• [WHAT TO DO]:
1 – In the Boy Scouting commentary, who served as the writer's scoutmaster?
2 – Condense the paragraph of the Boy Scouting commentary that begins "What still works in today's BSA" into a short bulleted list that keeps its main facts.
3 – Carry on the commentary about Catholic Boy Scouting from the point where it stops.

• [SOURCE]:
Boy Scouting Needs Witness of Faithful Catholics

COMMENTARY: A pack or troop sponsored by a faithful Catholic school or parish can adhere to Catholic teaching in all things.

(photo: Linda Parton / Shutterstock.com)

The ideals and integrity of the Boy Scouts of America have been under attack for decades. Now, the BSA faces challenges from within, by those who seem fearful to defend the BSA’s core identity as a program for boys that prepares them to be virtuous men.

But that’s no reason (at least not yet) for Catholics to pull out.

In fact, quite the opposite.

Please understand: No one is more disappointed than I am with the changes and threatened changes to the BSA. I am an Eagle Scout who benefited enormously from scouting, and my memories of those times with my father — who was also my scoutmaster — are especially precious following his death 20 years ago. I have tried to follow in his footsteps as a scoutmaster for my four sons and a troop of remarkable boys.

What still works in today’s BSA is something called “Catholic scouting.” It’s not so different from traditional scouting, but with the protection of Catholic pro-family values that once were the social norm. A Cub Scout pack or Boy Scout troop that is sponsored by a faithful Catholic school or parish can adhere to Catholic teaching in all things. Scouts can pray and go to Mass together after campouts. Nothing beats a Rosary led by boys around the campfire!

Meanwhile, such packs and troops take seriously the scout’s oath to do his duty to God and country. They embrace the BSA’s outdoors program and develop boys’ leadership skills.

Such authentic boy scouting is still possible when Catholic troops, packs and charter sponsors have the courage to insist on it. By doing so, scouts and adult volunteers can be witnesses to truth in this secularist age.

It seems the moral integrity of nearly every social institution, even many of our Catholic institutions, has crumbled under pressure from a secularized culture. So we are right to be angry with BSA leaders when they bend to the same pressure. And yet, for the same reasons, we should be grateful to the BSA for preserving the opportunity for certain packs and troops to uphold traditional scouting.

If Catholic schools, parishes and parents still desire it, we can and should provide it.

We should do so for the sake of our boys, who are otherwise drowned in the undertow of an increasingly turbulent culture. What they gain from scouting — in which boys truly lead the program, aided by male role models and formed into capable and God-fearing citizens — is needed today more than ever.

And we should do it to be heroic witnesses to the role of faith and virtue even in social organizations like the Boy Scouts. Eventually, the BSA might prevent traditional scouting altogether, perhaps very soon. But our witness today will endure in the minds of our boys.

 

Duty to God

It’s true that the BSA has made membership policy changes that erode the distinctively male program, perhaps setting an irreversible course to its eventual collapse. Already today, these changes create moral conflicts for Catholic families who participate in packs and troops that may not adhere to traditional values regarding chastity and gender integrity.

[Source data]
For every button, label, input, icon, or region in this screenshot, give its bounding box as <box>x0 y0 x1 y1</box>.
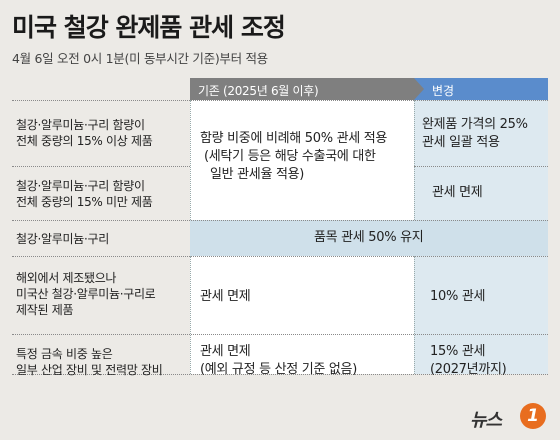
header-previous: 기존 (2025년 6월 이후) <box>190 78 414 100</box>
changed-value: 관세 면제 <box>432 185 483 200</box>
column-divider <box>190 256 191 374</box>
row-divider <box>12 374 548 375</box>
row-label: 철강·알루미늄·구리 함량이 전체 중량의 15% 이상 제품 <box>16 118 153 148</box>
row-label: 철강·알루미늄·구리 <box>16 232 109 246</box>
previous-value: 관세 면제 <box>200 289 251 304</box>
logo-text: 뉴스 <box>470 410 502 431</box>
row-divider <box>414 166 548 167</box>
page-title: 미국 철강 완제품 관세 조정 <box>12 13 286 42</box>
row-divider <box>12 220 548 221</box>
changed-value: 완제품 가격의 25% 관세 일괄 적용 <box>422 117 528 150</box>
merged-value: 품목 관세 50% 유지 <box>314 230 424 245</box>
column-divider <box>414 256 415 374</box>
row-divider <box>12 334 548 335</box>
row-divider <box>12 256 548 257</box>
column-divider <box>414 100 415 220</box>
changed-value: 15% 관세 (2027년까지) <box>430 344 507 377</box>
row-label: 해외에서 제조됐으나 미국산 철강·알루미늄·구리로 제작된 제품 <box>16 271 156 317</box>
previous-value-shared: 함량 비중에 비례해 50% 관세 적용 (세탁기 등은 해당 수출국에 대한 … <box>200 131 388 182</box>
row-divider <box>12 100 548 101</box>
column-divider <box>190 100 191 220</box>
logo-badge-icon: 1 <box>520 403 546 429</box>
page-subtitle: 4월 6일 오전 0시 1분(미 동부시간 기준)부터 적용 <box>12 51 268 66</box>
row-divider <box>12 166 190 167</box>
row-label: 특정 금속 비중 높은 일부 산업 장비 및 전력망 장비 <box>16 347 163 377</box>
changed-value: 10% 관세 <box>430 289 486 304</box>
header-arrow-icon <box>414 78 424 100</box>
row-label: 철강·알루미늄·구리 함량이 전체 중량의 15% 미만 제품 <box>16 179 153 209</box>
merged-cell-bg <box>190 220 548 256</box>
previous-value: 관세 면제 (예외 규정 등 산정 기준 없음) <box>200 344 357 377</box>
news1-logo: 뉴스 1 <box>470 400 550 434</box>
header-changed: 변경 <box>414 78 548 100</box>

• [EXERCISE RESULTS]:
1 – The writer's father.

2 –
- "Catholic scouting" still works in today's BSA.
- It is much like traditional scouting but protects Catholic pro-family values that were once the social norm.
- A Cub Scout pack or Boy Scout troop sponsored by a faithful Catholic school or parish can follow Catholic teaching in all things.
- Scouts can pray and attend Mass together after campouts, and boys can lead a Rosary around the campfire.

3 –
Still, the compromises are not (yet) the end of boy scouting in packs and troops that have the benefit of Catholic standards. That’s why it’s disappointing when Catholics abandon the Boy Scouts prematurely, often believing outright falsehoods spread by the media and the rumor mill.

For instance, it isn’t true that Boy Scout troops are going coed. The BSA is developing a separate but similar program for older girls that hopefully will not succumb to the radical feminist influences in the Girl Scouts of America. The Boy Scouts will be for boys, but girls will be able to be Eagle Scouts.

In Cub Scouts, the BSA is permitting — even seemingly encouraging — packs to admit girls, but the smaller groups of dens must be segregated by sex. And packs still have the option to remain boys-only, which Catholic sponsors should insist upon.

Yielding to gender confusion, the national BSA won’t question a new member’s claim to be a particular sex — but each unit’s sponsor has the option of enforcing stricter rules for membership, i.e., determining sex at birth.

And the BSA now allows membership for boys claiming same-sex attraction — which is the policy followed by most Catholic youth programs. But a pack or troop can enforce the religious, moral and behavioral rules of its charter sponsor so that sexuality is never advocated, celebrated or even discussed within scouting activities.

None of these membership policy changes, of course, is good for the BSA. The organization should have defended the distinctively masculine nature of the Boy Scouts program envisioned by Lord Robert Baden-Powell more than a century ago. Questions remain about the BSA’s future practices regarding boys and girls at summer camp, female leaders replacing adult male role models, and changes to badge requirements. We shall see.

 

Catholic Scouting

Nevertheless, the current reality is that a Cub Scout pack or a Boy Scout troop — especially if held to Catholic values by a Catholic sponsor — can still provide authentic scouting for boys. In today’s world, those boys will greatly benefit from the lessons in self-reliance, leadership and service.

Before boys join a “Catholic scouting” troop, their parents should be asked to sign a religious policy statement to confirm that they are aware of the behavioral requirements and Catholic activities that are particular to the troop.

The boys should likewise be introduced to the concept of “Catholic scouting.” A good start is the question, “Did you realize that when you became a scout, you made a solemn pledge to strive for sainthood?” That’s what the Scout’s Pledge to do his “duty to God” means from the perspective of the Catholic faith.

Scouts should be regularly reminded of their pledge “to help other people at all times,” fulfilling Christ’s command to love others as he has loved us. The scout promises — before God and his fellow scouts — to keep himself “morally straight” and to “obey the Scout Law.” Each of the cardinal virtues — prudence, justice, fortitude and temperance — is reflected in the Scout Law.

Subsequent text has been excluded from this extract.